• _Work to be completed_
Convert every line of the listing into a JSON array of strings, one string per line, with blank lines omitted.

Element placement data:
-*-*-

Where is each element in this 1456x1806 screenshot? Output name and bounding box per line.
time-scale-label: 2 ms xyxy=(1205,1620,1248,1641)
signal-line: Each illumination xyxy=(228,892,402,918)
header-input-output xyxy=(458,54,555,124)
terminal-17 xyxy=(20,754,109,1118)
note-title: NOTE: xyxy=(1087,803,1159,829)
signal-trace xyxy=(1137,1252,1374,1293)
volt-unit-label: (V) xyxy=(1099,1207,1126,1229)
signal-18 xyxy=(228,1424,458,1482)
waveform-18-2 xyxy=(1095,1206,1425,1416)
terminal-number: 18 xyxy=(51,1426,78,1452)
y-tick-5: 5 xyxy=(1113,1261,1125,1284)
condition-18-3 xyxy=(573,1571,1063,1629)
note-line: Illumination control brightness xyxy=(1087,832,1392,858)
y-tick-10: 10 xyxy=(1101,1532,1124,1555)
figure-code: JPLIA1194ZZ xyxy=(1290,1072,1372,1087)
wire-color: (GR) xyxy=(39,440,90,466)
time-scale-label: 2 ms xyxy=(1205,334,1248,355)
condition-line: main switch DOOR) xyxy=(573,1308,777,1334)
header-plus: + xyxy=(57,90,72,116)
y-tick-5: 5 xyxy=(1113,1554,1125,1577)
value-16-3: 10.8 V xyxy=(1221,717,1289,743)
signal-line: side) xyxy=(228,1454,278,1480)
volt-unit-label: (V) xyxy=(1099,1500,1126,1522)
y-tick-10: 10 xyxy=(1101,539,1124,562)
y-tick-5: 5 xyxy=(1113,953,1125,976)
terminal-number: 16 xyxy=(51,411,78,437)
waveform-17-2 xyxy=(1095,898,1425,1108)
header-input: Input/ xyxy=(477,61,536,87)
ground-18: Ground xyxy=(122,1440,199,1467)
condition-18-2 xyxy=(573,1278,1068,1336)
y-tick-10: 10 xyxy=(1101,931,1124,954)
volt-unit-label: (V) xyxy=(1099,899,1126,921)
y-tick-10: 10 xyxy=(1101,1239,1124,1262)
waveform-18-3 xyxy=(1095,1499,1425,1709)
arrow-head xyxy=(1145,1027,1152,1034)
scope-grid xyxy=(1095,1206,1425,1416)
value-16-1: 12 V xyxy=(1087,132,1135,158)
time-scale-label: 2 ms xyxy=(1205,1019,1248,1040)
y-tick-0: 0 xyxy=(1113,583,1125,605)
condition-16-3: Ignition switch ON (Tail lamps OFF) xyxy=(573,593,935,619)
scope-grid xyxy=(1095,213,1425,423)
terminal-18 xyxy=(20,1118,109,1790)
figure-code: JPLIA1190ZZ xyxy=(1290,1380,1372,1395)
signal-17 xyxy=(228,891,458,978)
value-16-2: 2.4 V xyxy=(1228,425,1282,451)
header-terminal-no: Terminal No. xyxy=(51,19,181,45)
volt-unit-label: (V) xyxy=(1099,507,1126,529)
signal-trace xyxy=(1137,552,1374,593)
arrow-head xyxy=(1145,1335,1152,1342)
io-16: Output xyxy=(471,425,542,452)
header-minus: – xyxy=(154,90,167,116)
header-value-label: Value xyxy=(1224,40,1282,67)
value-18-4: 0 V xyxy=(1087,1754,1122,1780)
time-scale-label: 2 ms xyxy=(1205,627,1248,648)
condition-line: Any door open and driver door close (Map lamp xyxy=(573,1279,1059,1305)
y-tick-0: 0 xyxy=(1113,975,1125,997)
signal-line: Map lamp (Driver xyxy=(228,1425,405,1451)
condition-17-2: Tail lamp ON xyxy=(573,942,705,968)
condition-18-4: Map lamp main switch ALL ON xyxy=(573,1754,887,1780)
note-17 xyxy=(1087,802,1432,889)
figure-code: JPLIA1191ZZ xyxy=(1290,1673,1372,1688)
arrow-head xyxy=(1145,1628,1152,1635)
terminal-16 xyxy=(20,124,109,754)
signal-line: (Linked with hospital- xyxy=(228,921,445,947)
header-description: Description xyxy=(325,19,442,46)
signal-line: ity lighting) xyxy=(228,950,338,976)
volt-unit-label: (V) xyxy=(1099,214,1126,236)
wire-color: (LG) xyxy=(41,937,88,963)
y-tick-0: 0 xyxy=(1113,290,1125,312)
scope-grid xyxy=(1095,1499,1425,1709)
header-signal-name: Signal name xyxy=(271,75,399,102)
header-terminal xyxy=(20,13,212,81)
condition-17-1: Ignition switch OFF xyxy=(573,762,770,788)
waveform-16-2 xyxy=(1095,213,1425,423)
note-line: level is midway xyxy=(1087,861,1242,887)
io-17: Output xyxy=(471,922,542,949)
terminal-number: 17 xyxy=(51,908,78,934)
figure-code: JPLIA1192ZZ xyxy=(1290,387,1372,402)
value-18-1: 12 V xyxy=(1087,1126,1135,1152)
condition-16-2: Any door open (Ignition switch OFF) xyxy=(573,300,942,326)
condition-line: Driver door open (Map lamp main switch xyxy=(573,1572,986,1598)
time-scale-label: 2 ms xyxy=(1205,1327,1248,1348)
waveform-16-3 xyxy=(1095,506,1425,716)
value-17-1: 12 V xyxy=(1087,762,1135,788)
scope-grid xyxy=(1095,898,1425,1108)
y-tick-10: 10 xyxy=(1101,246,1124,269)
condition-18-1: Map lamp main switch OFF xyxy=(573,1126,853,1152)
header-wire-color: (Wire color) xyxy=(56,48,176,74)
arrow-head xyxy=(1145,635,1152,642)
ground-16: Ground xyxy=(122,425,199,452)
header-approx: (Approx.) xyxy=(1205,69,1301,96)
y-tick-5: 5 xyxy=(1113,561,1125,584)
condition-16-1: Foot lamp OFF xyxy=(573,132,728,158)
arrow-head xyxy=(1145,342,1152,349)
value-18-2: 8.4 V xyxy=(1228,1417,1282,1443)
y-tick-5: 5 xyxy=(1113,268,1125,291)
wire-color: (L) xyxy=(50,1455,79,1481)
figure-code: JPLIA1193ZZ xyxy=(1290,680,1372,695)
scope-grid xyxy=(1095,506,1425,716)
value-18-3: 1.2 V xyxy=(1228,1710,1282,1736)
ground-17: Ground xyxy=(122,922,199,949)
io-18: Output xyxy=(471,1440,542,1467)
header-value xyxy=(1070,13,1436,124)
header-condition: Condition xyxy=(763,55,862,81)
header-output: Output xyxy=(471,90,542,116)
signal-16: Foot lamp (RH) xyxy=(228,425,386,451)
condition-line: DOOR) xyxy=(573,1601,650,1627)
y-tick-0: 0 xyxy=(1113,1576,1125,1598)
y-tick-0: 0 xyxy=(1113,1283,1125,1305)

-*-*-

• _Response for this exercise_
[
  "Where is each element in this 1456x1806 screenshot? Output name and bounding box per line.",
  "time-scale-label: 2 ms xyxy=(1205,1620,1248,1641)",
  "signal-line: Each illumination xyxy=(228,892,402,918)",
  "header-input-output xyxy=(458,54,555,124)",
  "terminal-17 xyxy=(20,754,109,1118)",
  "note-title: NOTE: xyxy=(1087,803,1159,829)",
  "signal-trace xyxy=(1137,1252,1374,1293)",
  "volt-unit-label: (V) xyxy=(1099,1207,1126,1229)",
  "signal-18 xyxy=(228,1424,458,1482)",
  "waveform-18-2 xyxy=(1095,1206,1425,1416)",
  "terminal-number: 18 xyxy=(51,1426,78,1452)",
  "y-tick-5: 5 xyxy=(1113,1261,1125,1284)",
  "condition-18-3 xyxy=(573,1571,1063,1629)",
  "note-line: Illumination control brightness xyxy=(1087,832,1392,858)",
  "y-tick-10: 10 xyxy=(1101,1532,1124,1555)",
  "figure-code: JPLIA1194ZZ xyxy=(1290,1072,1372,1087)",
  "wire-color: (GR) xyxy=(39,440,90,466)",
  "time-scale-label: 2 ms xyxy=(1205,334,1248,355)",
  "condition-line: main switch DOOR) xyxy=(573,1308,777,1334)",
  "header-plus: + xyxy=(57,90,72,116)",
  "y-tick-5: 5 xyxy=(1113,1554,1125,1577)",
  "value-16-3: 10.8 V xyxy=(1221,717,1289,743)",
  "signal-line: side) xyxy=(228,1454,278,1480)",
  "volt-unit-label: (V) xyxy=(1099,1500,1126,1522)",
  "y-tick-10: 10 xyxy=(1101,539,1124,562)",
  "y-tick-5: 5 xyxy=(1113,953,1125,976)",
  "terminal-number: 16 xyxy=(51,411,78,437)",
  "waveform-17-2 xyxy=(1095,898,1425,1108)",
  "header-input: Input/ xyxy=(477,61,536,87)",
  "ground-18: Ground xyxy=(122,1440,199,1467)",
  "condition-18-2 xyxy=(573,1278,1068,1336)",
  "y-tick-10: 10 xyxy=(1101,931,1124,954)",
  "volt-unit-label: (V) xyxy=(1099,899,1126,921)",
  "y-tick-10: 10 xyxy=(1101,1239,1124,1262)",
  "waveform-18-3 xyxy=(1095,1499,1425,1709)",
  "arrow-head xyxy=(1145,1027,1152,1034)",
  "scope-grid xyxy=(1095,1206,1425,1416)",
  "value-16-1: 12 V xyxy=(1087,132,1135,158)",
  "time-scale-label: 2 ms xyxy=(1205,1019,1248,1040)",
  "y-tick-0: 0 xyxy=(1113,583,1125,605)",
  "condition-16-3: Ignition switch ON (Tail lamps OFF) xyxy=(573,593,935,619)",
  "scope-grid xyxy=(1095,213,1425,423)",
  "terminal-18 xyxy=(20,1118,109,1790)",
  "figure-code: JPLIA1190ZZ xyxy=(1290,1380,1372,1395)",
  "signal-17 xyxy=(228,891,458,978)",
  "value-16-2: 2.4 V xyxy=(1228,425,1282,451)",
  "header-terminal-no: Terminal No. xyxy=(51,19,181,45)",
  "volt-unit-label: (V) xyxy=(1099,507,1126,529)",
  "signal-trace xyxy=(1137,552,1374,593)",
  "arrow-head xyxy=(1145,1335,1152,1342)",
  "io-16: Output xyxy=(471,425,542,452)",
  "header-minus: – xyxy=(154,90,167,116)",
  "header-value-label: Value xyxy=(1224,40,1282,67)",
  "value-18-4: 0 V xyxy=(1087,1754,1122,1780)",
  "time-scale-label: 2 ms xyxy=(1205,627,1248,648)",
  "condition-line: Any door open and driver door close (Map lamp xyxy=(573,1279,1059,1305)",
  "y-tick-0: 0 xyxy=(1113,975,1125,997)",
  "signal-line: Map lamp (Driver xyxy=(228,1425,405,1451)",
  "condition-17-2: Tail lamp ON xyxy=(573,942,705,968)",
  "condition-18-4: Map lamp main switch ALL ON xyxy=(573,1754,887,1780)",
  "note-17 xyxy=(1087,802,1432,889)",
  "figure-code: JPLIA1191ZZ xyxy=(1290,1673,1372,1688)",
  "arrow-head xyxy=(1145,1628,1152,1635)",
  "terminal-16 xyxy=(20,124,109,754)",
  "signal-line: (Linked with hospital- xyxy=(228,921,445,947)",
  "header-description: Description xyxy=(325,19,442,46)",
  "signal-line: ity lighting) xyxy=(228,950,338,976)",
  "volt-unit-label: (V) xyxy=(1099,214,1126,236)",
  "wire-color: (LG) xyxy=(41,937,88,963)",
  "y-tick-0: 0 xyxy=(1113,290,1125,312)",
  "scope-grid xyxy=(1095,1499,1425,1709)",
  "header-signal-name: Signal name xyxy=(271,75,399,102)",
  "header-terminal xyxy=(20,13,212,81)",
  "condition-17-1: Ignition switch OFF xyxy=(573,762,770,788)",
  "waveform-16-2 xyxy=(1095,213,1425,423)",
  "note-line: level is midway xyxy=(1087,861,1242,887)",
  "io-17: Output xyxy=(471,922,542,949)",
  "terminal-number: 17 xyxy=(51,908,78,934)",
  "figure-code: JPLIA1192ZZ xyxy=(1290,387,1372,402)",
  "value-18-1: 12 V xyxy=(1087,1126,1135,1152)",
  "condition-16-2: Any door open (Ignition switch OFF) xyxy=(573,300,942,326)",
  "condition-line: Driver door open (Map lamp main switch xyxy=(573,1572,986,1598)",
  "time-scale-label: 2 ms xyxy=(1205,1327,1248,1348)",
  "waveform-16-3 xyxy=(1095,506,1425,716)",
  "value-17-1: 12 V xyxy=(1087,762,1135,788)",
  "scope-grid xyxy=(1095,898,1425,1108)",
  "y-tick-10: 10 xyxy=(1101,246,1124,269)",
  "condition-18-1: Map lamp main switch OFF xyxy=(573,1126,853,1152)",
  "header-wire-color: (Wire color) xyxy=(56,48,176,74)",
  "arrow-head xyxy=(1145,635,1152,642)",
  "ground-16: Ground xyxy=(122,425,199,452)",
  "header-approx: (Approx.) xyxy=(1205,69,1301,96)",
  "y-tick-5: 5 xyxy=(1113,561,1125,584)",
  "condition-16-1: Foot lamp OFF xyxy=(573,132,728,158)",
  "arrow-head xyxy=(1145,342,1152,349)",
  "value-18-2: 8.4 V xyxy=(1228,1417,1282,1443)",
  "y-tick-5: 5 xyxy=(1113,268,1125,291)",
  "wire-color: (L) xyxy=(50,1455,79,1481)",
  "figure-code: JPLIA1193ZZ xyxy=(1290,680,1372,695)",
  "scope-grid xyxy=(1095,506,1425,716)",
  "value-18-3: 1.2 V xyxy=(1228,1710,1282,1736)",
  "ground-17: Ground xyxy=(122,922,199,949)",
  "io-18: Output xyxy=(471,1440,542,1467)",
  "header-value xyxy=(1070,13,1436,124)",
  "header-condition: Condition xyxy=(763,55,862,81)",
  "header-output: Output xyxy=(471,90,542,116)",
  "signal-16: Foot lamp (RH) xyxy=(228,425,386,451)",
  "condition-line: DOOR) xyxy=(573,1601,650,1627)",
  "y-tick-0: 0 xyxy=(1113,1576,1125,1598)",
  "y-tick-0: 0 xyxy=(1113,1283,1125,1305)"
]